Items from a figure collection
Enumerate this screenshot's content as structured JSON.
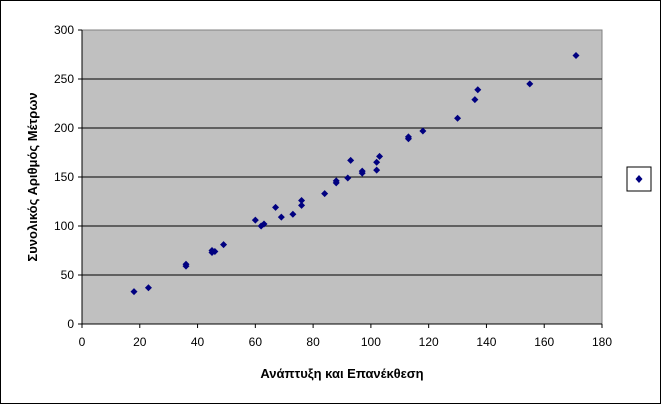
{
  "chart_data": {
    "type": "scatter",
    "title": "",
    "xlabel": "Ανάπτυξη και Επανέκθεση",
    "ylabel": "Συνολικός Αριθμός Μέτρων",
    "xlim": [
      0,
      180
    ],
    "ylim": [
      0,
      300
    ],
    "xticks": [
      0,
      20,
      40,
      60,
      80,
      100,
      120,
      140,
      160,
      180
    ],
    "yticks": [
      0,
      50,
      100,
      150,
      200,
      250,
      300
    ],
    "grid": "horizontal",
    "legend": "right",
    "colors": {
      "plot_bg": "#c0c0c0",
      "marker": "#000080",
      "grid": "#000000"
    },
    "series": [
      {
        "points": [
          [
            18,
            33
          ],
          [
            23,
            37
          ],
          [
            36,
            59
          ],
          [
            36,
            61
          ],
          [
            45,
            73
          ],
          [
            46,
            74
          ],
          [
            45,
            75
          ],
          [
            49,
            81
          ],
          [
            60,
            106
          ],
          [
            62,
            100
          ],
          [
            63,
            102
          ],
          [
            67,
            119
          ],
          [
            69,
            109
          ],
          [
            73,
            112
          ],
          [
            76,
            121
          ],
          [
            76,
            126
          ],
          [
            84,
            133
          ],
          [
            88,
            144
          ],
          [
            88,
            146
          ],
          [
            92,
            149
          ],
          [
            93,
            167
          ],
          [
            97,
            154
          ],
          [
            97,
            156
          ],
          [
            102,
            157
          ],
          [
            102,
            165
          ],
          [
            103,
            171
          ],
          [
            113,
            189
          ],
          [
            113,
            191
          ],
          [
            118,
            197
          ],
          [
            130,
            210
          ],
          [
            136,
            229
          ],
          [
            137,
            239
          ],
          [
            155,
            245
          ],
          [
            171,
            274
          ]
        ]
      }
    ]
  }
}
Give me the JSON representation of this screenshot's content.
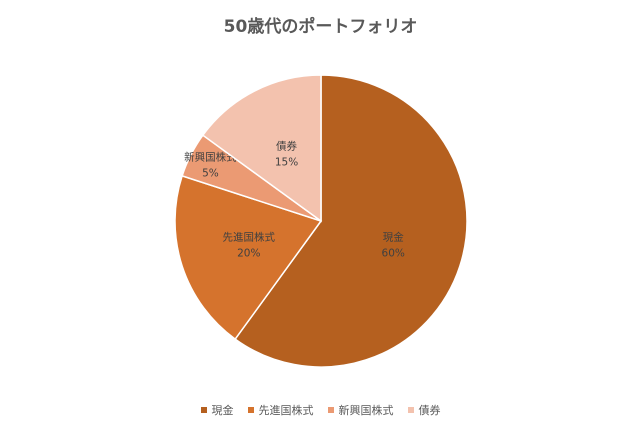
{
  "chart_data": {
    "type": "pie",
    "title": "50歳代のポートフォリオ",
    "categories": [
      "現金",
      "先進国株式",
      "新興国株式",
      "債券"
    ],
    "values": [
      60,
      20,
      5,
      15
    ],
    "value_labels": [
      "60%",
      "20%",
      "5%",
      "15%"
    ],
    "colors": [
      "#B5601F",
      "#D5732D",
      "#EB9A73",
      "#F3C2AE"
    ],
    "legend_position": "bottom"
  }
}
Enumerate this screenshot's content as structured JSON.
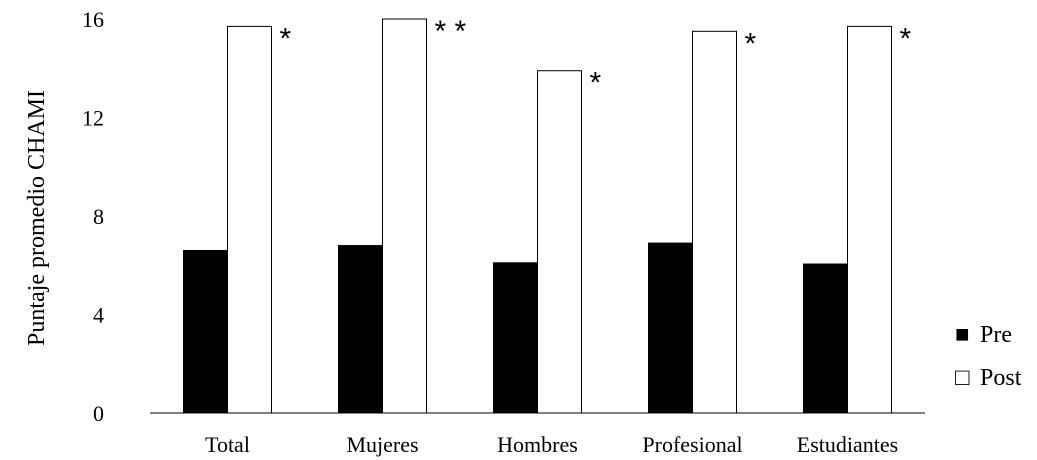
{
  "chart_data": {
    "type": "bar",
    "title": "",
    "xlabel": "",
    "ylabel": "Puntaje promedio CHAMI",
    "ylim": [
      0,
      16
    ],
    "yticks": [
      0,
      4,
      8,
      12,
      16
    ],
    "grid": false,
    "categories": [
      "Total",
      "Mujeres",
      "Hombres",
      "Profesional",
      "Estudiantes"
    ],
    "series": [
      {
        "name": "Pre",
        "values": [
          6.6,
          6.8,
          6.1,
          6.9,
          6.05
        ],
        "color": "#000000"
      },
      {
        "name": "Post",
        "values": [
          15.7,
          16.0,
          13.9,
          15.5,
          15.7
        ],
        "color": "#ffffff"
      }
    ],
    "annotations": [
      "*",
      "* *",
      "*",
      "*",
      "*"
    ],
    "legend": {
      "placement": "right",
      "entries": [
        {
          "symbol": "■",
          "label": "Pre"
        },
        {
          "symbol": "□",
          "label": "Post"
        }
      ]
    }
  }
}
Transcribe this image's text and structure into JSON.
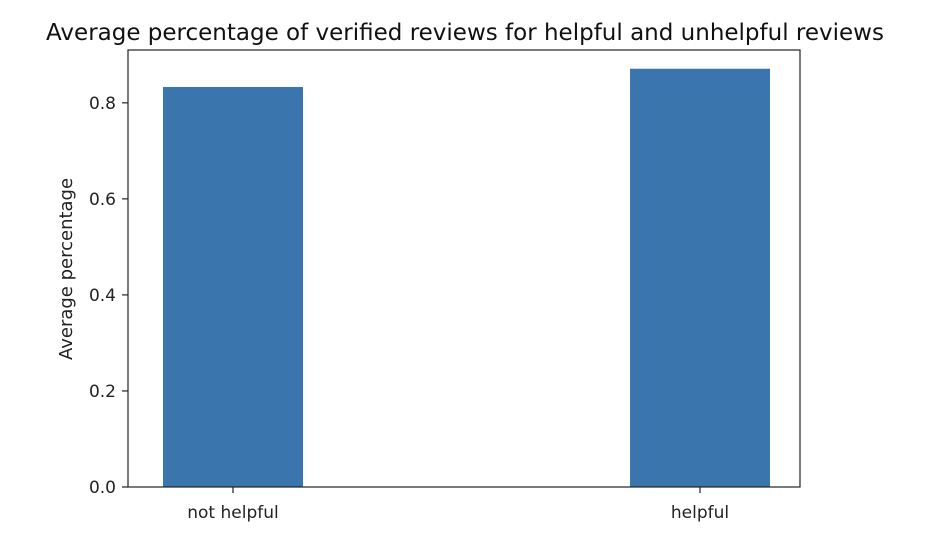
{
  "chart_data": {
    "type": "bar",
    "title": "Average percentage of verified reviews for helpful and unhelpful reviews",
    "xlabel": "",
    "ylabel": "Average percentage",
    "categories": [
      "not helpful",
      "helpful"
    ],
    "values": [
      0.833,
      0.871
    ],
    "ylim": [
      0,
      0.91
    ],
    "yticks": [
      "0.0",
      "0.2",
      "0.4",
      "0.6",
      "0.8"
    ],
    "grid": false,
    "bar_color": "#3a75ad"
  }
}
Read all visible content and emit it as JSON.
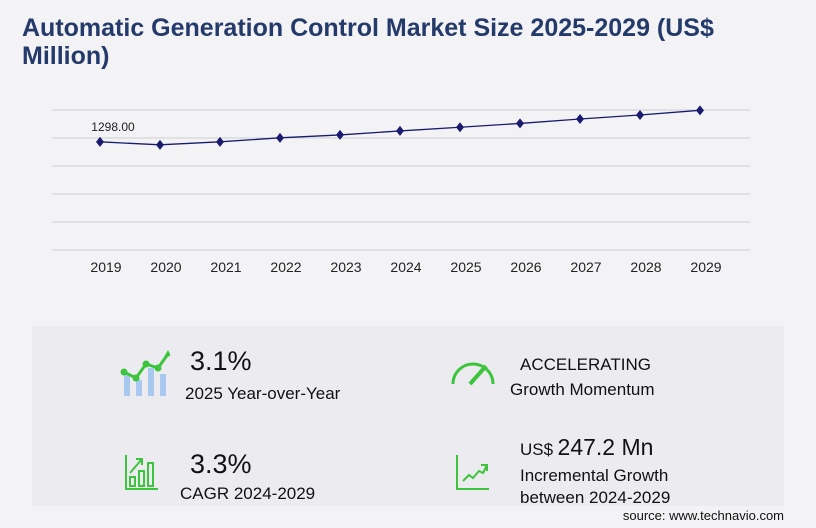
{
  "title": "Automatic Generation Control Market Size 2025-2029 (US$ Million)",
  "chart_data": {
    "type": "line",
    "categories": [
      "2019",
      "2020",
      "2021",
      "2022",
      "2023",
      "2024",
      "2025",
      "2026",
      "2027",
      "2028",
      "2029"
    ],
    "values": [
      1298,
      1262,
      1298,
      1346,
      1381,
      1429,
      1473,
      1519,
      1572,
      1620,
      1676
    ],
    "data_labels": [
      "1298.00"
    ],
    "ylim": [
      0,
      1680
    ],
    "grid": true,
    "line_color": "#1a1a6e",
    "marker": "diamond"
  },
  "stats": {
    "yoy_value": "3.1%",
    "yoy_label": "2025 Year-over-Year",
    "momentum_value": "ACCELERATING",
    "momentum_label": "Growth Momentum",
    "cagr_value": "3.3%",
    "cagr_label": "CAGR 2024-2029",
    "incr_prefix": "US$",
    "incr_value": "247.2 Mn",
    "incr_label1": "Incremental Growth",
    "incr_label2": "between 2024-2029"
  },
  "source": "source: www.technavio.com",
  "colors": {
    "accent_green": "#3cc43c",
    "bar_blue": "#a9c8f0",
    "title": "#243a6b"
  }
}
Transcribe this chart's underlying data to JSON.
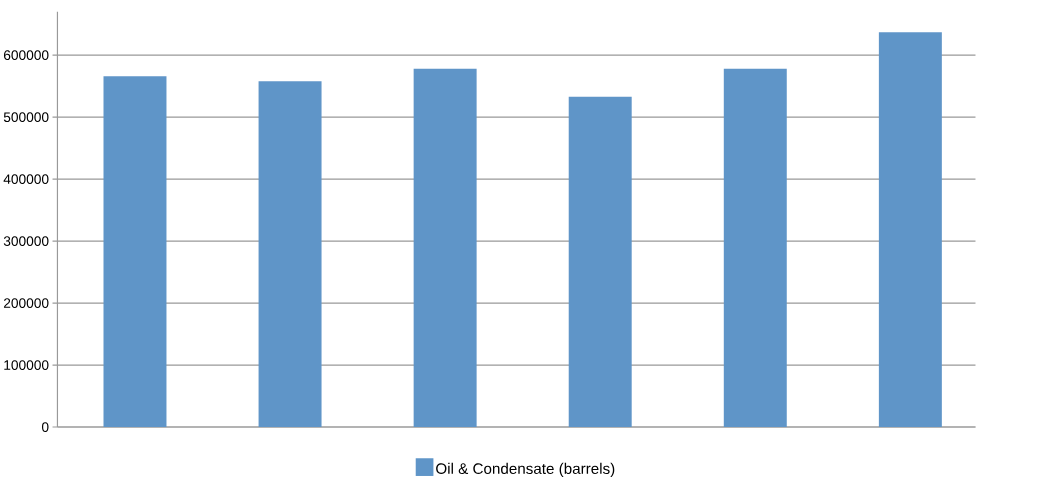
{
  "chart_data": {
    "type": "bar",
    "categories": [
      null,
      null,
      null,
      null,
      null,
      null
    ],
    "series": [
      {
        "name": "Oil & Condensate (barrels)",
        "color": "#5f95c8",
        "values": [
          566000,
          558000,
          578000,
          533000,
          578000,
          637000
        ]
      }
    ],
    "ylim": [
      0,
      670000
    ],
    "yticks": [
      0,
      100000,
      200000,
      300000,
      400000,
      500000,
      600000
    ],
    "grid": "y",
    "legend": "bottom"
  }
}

WHAT IS REQUIRED: Output a faithful copy of the data, with each picture left out.

EXERCISE SOLUTION:
Enumerate this screenshot's content as structured JSON.
{
  "chart_data": {
    "type": "scatter",
    "title": "",
    "xlabel": "Ανάπτυξη και Επανέκθεση",
    "ylabel": "Συνολικός Αριθμός Μέτρων",
    "xlim": [
      0,
      180
    ],
    "ylim": [
      0,
      300
    ],
    "xticks": [
      0,
      20,
      40,
      60,
      80,
      100,
      120,
      140,
      160,
      180
    ],
    "yticks": [
      0,
      50,
      100,
      150,
      200,
      250,
      300
    ],
    "grid": "horizontal",
    "legend": "right",
    "colors": {
      "plot_bg": "#c0c0c0",
      "marker": "#000080",
      "grid": "#000000"
    },
    "series": [
      {
        "points": [
          [
            18,
            33
          ],
          [
            23,
            37
          ],
          [
            36,
            59
          ],
          [
            36,
            61
          ],
          [
            45,
            73
          ],
          [
            46,
            74
          ],
          [
            45,
            75
          ],
          [
            49,
            81
          ],
          [
            60,
            106
          ],
          [
            62,
            100
          ],
          [
            63,
            102
          ],
          [
            67,
            119
          ],
          [
            69,
            109
          ],
          [
            73,
            112
          ],
          [
            76,
            121
          ],
          [
            76,
            126
          ],
          [
            84,
            133
          ],
          [
            88,
            144
          ],
          [
            88,
            146
          ],
          [
            92,
            149
          ],
          [
            93,
            167
          ],
          [
            97,
            154
          ],
          [
            97,
            156
          ],
          [
            102,
            157
          ],
          [
            102,
            165
          ],
          [
            103,
            171
          ],
          [
            113,
            189
          ],
          [
            113,
            191
          ],
          [
            118,
            197
          ],
          [
            130,
            210
          ],
          [
            136,
            229
          ],
          [
            137,
            239
          ],
          [
            155,
            245
          ],
          [
            171,
            274
          ]
        ]
      }
    ]
  }
}
Give me the JSON representation of this screenshot's content.
{
  "chart_data": {
    "type": "pie",
    "title": "50歳代のポートフォリオ",
    "categories": [
      "現金",
      "先進国株式",
      "新興国株式",
      "債券"
    ],
    "values": [
      60,
      20,
      5,
      15
    ],
    "value_labels": [
      "60%",
      "20%",
      "5%",
      "15%"
    ],
    "colors": [
      "#B5601F",
      "#D5732D",
      "#EB9A73",
      "#F3C2AE"
    ],
    "legend_position": "bottom"
  }
}
Enumerate this screenshot's content as structured JSON.
{
  "chart_data": {
    "type": "bar",
    "title": "",
    "xlabel": "",
    "ylabel": "Puntaje promedio CHAMI",
    "ylim": [
      0,
      16
    ],
    "yticks": [
      0,
      4,
      8,
      12,
      16
    ],
    "grid": false,
    "categories": [
      "Total",
      "Mujeres",
      "Hombres",
      "Profesional",
      "Estudiantes"
    ],
    "series": [
      {
        "name": "Pre",
        "values": [
          6.6,
          6.8,
          6.1,
          6.9,
          6.05
        ],
        "color": "#000000"
      },
      {
        "name": "Post",
        "values": [
          15.7,
          16.0,
          13.9,
          15.5,
          15.7
        ],
        "color": "#ffffff"
      }
    ],
    "annotations": [
      "*",
      "* *",
      "*",
      "*",
      "*"
    ],
    "legend": {
      "placement": "right",
      "entries": [
        {
          "symbol": "■",
          "label": "Pre"
        },
        {
          "symbol": "□",
          "label": "Post"
        }
      ]
    }
  }
}
Transcribe this image's text and structure into JSON.
{
  "chart_data": {
    "type": "bar",
    "title": "Average percentage of verified reviews for helpful and unhelpful reviews",
    "xlabel": "",
    "ylabel": "Average percentage",
    "categories": [
      "not helpful",
      "helpful"
    ],
    "values": [
      0.833,
      0.871
    ],
    "ylim": [
      0,
      0.91
    ],
    "yticks": [
      "0.0",
      "0.2",
      "0.4",
      "0.6",
      "0.8"
    ],
    "grid": false,
    "bar_color": "#3a75ad"
  }
}
Read all visible content and emit it as JSON.
{
  "title": "Automatic Generation Control Market Size 2025-2029 (US$ Million)",
  "chart_data": {
    "type": "line",
    "categories": [
      "2019",
      "2020",
      "2021",
      "2022",
      "2023",
      "2024",
      "2025",
      "2026",
      "2027",
      "2028",
      "2029"
    ],
    "values": [
      1298,
      1262,
      1298,
      1346,
      1381,
      1429,
      1473,
      1519,
      1572,
      1620,
      1676
    ],
    "data_labels": [
      "1298.00"
    ],
    "ylim": [
      0,
      1680
    ],
    "grid": true,
    "line_color": "#1a1a6e",
    "marker": "diamond"
  },
  "stats": {
    "yoy_value": "3.1%",
    "yoy_label": "2025 Year-over-Year",
    "momentum_value": "ACCELERATING",
    "momentum_label": "Growth Momentum",
    "cagr_value": "3.3%",
    "cagr_label": "CAGR 2024-2029",
    "incr_prefix": "US$",
    "incr_value": "247.2 Mn",
    "incr_label1": "Incremental Growth",
    "incr_label2": "between 2024-2029"
  },
  "source": "source: www.technavio.com",
  "colors": {
    "accent_green": "#3cc43c",
    "bar_blue": "#a9c8f0",
    "title": "#243a6b"
  }
}
Transcribe this chart's underlying data to JSON.
{
  "chart_data": {
    "type": "bar",
    "categories": [
      null,
      null,
      null,
      null,
      null,
      null
    ],
    "series": [
      {
        "name": "Oil & Condensate (barrels)",
        "color": "#5f95c8",
        "values": [
          566000,
          558000,
          578000,
          533000,
          578000,
          637000
        ]
      }
    ],
    "ylim": [
      0,
      670000
    ],
    "yticks": [
      0,
      100000,
      200000,
      300000,
      400000,
      500000,
      600000
    ],
    "grid": "y",
    "legend": "bottom"
  }
}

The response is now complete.